• [DATA FOR THE TASK]:
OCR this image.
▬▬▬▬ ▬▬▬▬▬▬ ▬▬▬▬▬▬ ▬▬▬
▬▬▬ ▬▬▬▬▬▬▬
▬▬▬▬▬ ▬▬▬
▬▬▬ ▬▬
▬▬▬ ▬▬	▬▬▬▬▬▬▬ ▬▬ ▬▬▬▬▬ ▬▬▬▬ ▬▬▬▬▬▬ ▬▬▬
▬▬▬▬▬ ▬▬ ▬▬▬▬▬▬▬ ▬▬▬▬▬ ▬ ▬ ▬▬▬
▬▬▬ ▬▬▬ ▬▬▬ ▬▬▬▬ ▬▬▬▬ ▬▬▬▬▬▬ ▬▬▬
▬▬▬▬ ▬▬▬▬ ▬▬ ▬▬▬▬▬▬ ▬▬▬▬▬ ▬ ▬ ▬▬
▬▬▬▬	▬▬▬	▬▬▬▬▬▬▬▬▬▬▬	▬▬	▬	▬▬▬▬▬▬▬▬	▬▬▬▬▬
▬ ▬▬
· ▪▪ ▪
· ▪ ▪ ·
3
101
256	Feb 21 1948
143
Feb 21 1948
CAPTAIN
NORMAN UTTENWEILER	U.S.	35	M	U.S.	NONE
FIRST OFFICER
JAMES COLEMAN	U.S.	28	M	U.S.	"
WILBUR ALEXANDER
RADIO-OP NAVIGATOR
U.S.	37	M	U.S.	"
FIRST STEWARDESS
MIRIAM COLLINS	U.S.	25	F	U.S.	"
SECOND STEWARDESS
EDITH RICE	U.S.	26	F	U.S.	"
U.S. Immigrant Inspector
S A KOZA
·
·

• [EXERCISE DIRECTIONS]: Take the lines above and print them exactly.

• [WRITTEN RESPONSE]:
OCR this image.
▬▬▬▬ ▬▬▬▬▬▬ ▬▬▬▬▬▬ ▬▬▬
▬▬▬ ▬▬▬▬▬▬▬
▬▬▬▬▬ ▬▬▬
▬▬▬ ▬▬
▬▬▬ ▬▬	▬▬▬▬▬▬▬ ▬▬ ▬▬▬▬▬ ▬▬▬▬ ▬▬▬▬▬▬ ▬▬▬
▬▬▬▬▬ ▬▬ ▬▬▬▬▬▬▬ ▬▬▬▬▬ ▬ ▬ ▬▬▬
▬▬▬ ▬▬▬ ▬▬▬ ▬▬▬▬ ▬▬▬▬ ▬▬▬▬▬▬ ▬▬▬
▬▬▬▬ ▬▬▬▬ ▬▬ ▬▬▬▬▬▬ ▬▬▬▬▬ ▬ ▬ ▬▬
▬▬▬▬	▬▬▬	▬▬▬▬▬▬▬▬▬▬▬	▬▬	▬	▬▬▬▬▬▬▬▬	▬▬▬▬▬
▬ ▬▬
· ▪▪ ▪
· ▪ ▪ ·
3
101
256	Feb 21 1948
143
Feb 21 1948
CAPTAIN
NORMAN UTTENWEILER	U.S.	35	M	U.S.	NONE
FIRST OFFICER
JAMES COLEMAN	U.S.	28	M	U.S.	"
WILBUR ALEXANDER
RADIO-OP NAVIGATOR
U.S.	37	M	U.S.	"
FIRST STEWARDESS
MIRIAM COLLINS	U.S.	25	F	U.S.	"
SECOND STEWARDESS
EDITH RICE	U.S.	26	F	U.S.	"
U.S. Immigrant Inspector
S A KOZA
·
·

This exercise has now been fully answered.